AIM: In this exercise, reproduce all the entries that follow exactly.

DATASET EXCERPTS:
________________________________________
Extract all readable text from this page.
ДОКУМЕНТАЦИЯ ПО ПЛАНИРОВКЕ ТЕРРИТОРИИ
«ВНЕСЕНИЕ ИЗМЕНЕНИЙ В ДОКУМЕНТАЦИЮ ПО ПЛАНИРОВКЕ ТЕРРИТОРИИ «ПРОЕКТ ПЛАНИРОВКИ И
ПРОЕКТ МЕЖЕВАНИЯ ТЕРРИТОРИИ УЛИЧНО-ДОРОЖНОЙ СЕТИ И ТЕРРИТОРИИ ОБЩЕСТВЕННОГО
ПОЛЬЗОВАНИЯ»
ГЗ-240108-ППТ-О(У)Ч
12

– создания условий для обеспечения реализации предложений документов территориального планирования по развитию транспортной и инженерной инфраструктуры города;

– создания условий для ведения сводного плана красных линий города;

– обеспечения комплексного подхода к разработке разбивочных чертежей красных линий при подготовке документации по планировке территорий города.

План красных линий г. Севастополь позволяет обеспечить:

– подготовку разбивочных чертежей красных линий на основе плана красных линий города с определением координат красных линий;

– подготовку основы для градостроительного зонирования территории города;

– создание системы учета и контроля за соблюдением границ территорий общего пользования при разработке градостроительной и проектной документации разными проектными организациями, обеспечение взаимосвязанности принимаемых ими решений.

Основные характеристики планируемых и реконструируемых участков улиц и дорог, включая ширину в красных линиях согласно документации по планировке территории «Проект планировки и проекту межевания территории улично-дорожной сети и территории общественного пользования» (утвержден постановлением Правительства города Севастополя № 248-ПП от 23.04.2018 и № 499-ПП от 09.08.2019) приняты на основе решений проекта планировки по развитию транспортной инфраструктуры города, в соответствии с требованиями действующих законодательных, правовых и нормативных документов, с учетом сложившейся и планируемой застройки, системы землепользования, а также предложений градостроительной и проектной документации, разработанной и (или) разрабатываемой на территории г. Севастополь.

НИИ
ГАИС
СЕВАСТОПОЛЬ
________________________________________
WRITTEN ANSWER:
Extract all readable text from this page.
ДОКУМЕНТАЦИЯ ПО ПЛАНИРОВКЕ ТЕРРИТОРИИ
«ВНЕСЕНИЕ ИЗМЕНЕНИЙ В ДОКУМЕНТАЦИЮ ПО ПЛАНИРОВКЕ ТЕРРИТОРИИ «ПРОЕКТ ПЛАНИРОВКИ И
ПРОЕКТ МЕЖЕВАНИЯ ТЕРРИТОРИИ УЛИЧНО-ДОРОЖНОЙ СЕТИ И ТЕРРИТОРИИ ОБЩЕСТВЕННОГО
ПОЛЬЗОВАНИЯ»
ГЗ-240108-ППТ-О(У)Ч
12

– создания условий для обеспечения реализации предложений документов территориального планирования по развитию транспортной и инженерной инфраструктуры города;

– создания условий для ведения сводного плана красных линий города;

– обеспечения комплексного подхода к разработке разбивочных чертежей красных линий при подготовке документации по планировке территорий города.

План красных линий г. Севастополь позволяет обеспечить:

– подготовку разбивочных чертежей красных линий на основе плана красных линий города с определением координат красных линий;

– подготовку основы для градостроительного зонирования территории города;

– создание системы учета и контроля за соблюдением границ территорий общего пользования при разработке градостроительной и проектной документации разными проектными организациями, обеспечение взаимосвязанности принимаемых ими решений.

Основные характеристики планируемых и реконструируемых участков улиц и дорог, включая ширину в красных линиях согласно документации по планировке территории «Проект планировки и проекту межевания территории улично-дорожной сети и территории общественного пользования» (утвержден постановлением Правительства города Севастополя № 248-ПП от 23.04.2018 и № 499-ПП от 09.08.2019) приняты на основе решений проекта планировки по развитию транспортной инфраструктуры города, в соответствии с требованиями действующих законодательных, правовых и нормативных документов, с учетом сложившейся и планируемой застройки, системы землепользования, а также предложений градостроительной и проектной документации, разработанной и (или) разрабатываемой на территории г. Севастополь.

НИИ
ГАИС
СЕВАСТОПОЛЬ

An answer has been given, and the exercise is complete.